• [Task instructions]: Check every line for the word "this" and give the number of lines where it occurs, nothing else.

>> BEGIN Provided records

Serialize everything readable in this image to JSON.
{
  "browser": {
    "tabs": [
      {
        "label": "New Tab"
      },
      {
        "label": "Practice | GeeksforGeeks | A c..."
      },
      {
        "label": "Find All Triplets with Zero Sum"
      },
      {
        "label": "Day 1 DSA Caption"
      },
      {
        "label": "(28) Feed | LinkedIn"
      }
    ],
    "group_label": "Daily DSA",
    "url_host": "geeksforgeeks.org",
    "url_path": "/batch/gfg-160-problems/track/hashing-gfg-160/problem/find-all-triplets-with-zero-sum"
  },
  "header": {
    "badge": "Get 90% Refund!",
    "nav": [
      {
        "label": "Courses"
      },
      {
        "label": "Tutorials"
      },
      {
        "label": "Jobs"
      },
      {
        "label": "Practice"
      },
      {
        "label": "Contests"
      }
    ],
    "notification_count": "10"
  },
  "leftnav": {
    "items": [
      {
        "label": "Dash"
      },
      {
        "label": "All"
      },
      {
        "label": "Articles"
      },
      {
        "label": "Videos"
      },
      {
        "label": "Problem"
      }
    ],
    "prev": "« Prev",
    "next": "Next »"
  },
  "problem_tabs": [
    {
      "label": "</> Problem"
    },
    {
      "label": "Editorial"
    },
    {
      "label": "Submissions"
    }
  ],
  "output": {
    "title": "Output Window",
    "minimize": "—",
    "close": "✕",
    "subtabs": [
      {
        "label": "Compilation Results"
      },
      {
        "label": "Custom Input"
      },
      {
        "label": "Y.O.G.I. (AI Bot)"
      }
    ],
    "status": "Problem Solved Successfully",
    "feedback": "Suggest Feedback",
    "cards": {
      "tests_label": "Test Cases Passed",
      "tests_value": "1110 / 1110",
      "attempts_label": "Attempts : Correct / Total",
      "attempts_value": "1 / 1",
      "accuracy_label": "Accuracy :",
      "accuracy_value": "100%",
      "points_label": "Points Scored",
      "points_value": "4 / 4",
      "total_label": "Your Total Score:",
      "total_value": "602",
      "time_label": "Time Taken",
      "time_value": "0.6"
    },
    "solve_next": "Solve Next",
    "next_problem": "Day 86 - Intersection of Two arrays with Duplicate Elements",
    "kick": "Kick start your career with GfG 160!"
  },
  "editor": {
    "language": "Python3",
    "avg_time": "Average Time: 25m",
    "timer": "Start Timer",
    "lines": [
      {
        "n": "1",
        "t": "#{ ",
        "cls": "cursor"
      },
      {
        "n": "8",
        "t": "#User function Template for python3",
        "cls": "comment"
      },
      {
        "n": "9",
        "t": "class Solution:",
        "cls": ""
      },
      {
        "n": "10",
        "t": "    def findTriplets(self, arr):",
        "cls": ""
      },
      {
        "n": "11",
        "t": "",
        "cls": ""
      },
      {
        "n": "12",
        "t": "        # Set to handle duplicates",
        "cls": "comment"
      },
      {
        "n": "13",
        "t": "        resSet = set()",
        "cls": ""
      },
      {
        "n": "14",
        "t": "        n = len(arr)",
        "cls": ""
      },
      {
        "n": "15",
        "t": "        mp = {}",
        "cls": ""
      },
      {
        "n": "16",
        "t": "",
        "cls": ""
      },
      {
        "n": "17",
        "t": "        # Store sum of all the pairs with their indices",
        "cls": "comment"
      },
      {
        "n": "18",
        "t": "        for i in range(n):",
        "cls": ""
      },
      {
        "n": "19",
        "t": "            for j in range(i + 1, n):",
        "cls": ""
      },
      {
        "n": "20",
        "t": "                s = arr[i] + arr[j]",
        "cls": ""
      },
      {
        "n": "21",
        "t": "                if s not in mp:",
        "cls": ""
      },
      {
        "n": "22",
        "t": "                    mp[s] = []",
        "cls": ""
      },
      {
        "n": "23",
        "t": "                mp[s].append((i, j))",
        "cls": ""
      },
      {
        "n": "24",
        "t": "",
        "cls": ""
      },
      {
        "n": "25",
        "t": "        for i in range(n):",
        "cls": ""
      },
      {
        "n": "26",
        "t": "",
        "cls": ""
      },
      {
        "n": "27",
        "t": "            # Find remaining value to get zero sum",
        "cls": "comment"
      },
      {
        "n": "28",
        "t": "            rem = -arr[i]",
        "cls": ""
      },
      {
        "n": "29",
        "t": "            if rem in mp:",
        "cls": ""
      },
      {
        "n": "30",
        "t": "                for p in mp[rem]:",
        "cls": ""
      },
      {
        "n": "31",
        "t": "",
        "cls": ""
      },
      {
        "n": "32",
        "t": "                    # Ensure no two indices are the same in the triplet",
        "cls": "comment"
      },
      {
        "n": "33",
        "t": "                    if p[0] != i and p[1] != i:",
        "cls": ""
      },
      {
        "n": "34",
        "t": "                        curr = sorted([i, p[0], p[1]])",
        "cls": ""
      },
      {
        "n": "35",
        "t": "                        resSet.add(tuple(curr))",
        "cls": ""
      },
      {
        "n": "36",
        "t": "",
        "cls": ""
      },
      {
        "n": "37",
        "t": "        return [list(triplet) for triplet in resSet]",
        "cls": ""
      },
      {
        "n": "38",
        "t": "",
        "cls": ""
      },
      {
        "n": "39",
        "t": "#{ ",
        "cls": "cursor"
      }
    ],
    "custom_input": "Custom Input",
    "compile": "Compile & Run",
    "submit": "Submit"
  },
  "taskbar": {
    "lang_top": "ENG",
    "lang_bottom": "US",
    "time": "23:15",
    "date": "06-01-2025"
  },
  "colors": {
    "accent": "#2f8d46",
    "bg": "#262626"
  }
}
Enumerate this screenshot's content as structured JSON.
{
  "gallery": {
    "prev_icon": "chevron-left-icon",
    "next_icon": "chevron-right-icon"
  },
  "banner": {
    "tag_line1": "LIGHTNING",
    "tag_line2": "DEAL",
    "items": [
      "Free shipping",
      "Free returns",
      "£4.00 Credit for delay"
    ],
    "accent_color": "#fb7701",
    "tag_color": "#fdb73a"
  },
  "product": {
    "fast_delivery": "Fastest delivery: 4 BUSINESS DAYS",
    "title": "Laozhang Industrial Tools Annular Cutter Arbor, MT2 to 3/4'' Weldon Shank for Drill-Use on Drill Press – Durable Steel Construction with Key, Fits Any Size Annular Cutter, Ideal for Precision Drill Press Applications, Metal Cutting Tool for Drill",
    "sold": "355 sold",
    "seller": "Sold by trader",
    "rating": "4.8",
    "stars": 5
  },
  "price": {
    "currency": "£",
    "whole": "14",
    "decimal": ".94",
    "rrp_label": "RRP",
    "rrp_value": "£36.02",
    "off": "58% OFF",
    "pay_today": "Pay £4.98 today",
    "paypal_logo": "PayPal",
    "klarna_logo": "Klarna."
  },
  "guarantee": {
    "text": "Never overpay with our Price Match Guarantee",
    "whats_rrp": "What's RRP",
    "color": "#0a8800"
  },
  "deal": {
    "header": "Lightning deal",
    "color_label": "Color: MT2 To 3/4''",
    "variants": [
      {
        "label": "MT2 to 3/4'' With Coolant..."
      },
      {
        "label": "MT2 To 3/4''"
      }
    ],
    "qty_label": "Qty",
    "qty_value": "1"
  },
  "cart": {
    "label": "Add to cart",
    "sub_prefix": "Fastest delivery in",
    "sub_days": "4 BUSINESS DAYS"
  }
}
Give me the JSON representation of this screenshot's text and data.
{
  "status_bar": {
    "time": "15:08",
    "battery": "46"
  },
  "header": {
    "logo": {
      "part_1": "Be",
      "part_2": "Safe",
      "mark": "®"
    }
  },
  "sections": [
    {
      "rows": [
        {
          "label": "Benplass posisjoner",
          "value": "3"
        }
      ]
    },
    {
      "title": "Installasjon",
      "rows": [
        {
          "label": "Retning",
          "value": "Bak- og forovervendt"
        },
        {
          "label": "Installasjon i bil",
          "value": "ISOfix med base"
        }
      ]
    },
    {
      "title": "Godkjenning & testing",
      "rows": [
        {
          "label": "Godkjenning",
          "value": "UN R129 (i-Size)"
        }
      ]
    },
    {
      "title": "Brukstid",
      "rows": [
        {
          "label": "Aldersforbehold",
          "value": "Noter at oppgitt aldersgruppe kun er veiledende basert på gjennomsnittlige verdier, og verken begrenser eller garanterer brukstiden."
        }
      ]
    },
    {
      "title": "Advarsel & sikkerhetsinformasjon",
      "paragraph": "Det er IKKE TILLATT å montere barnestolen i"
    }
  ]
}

>> END Provided records

• [Reply]: 3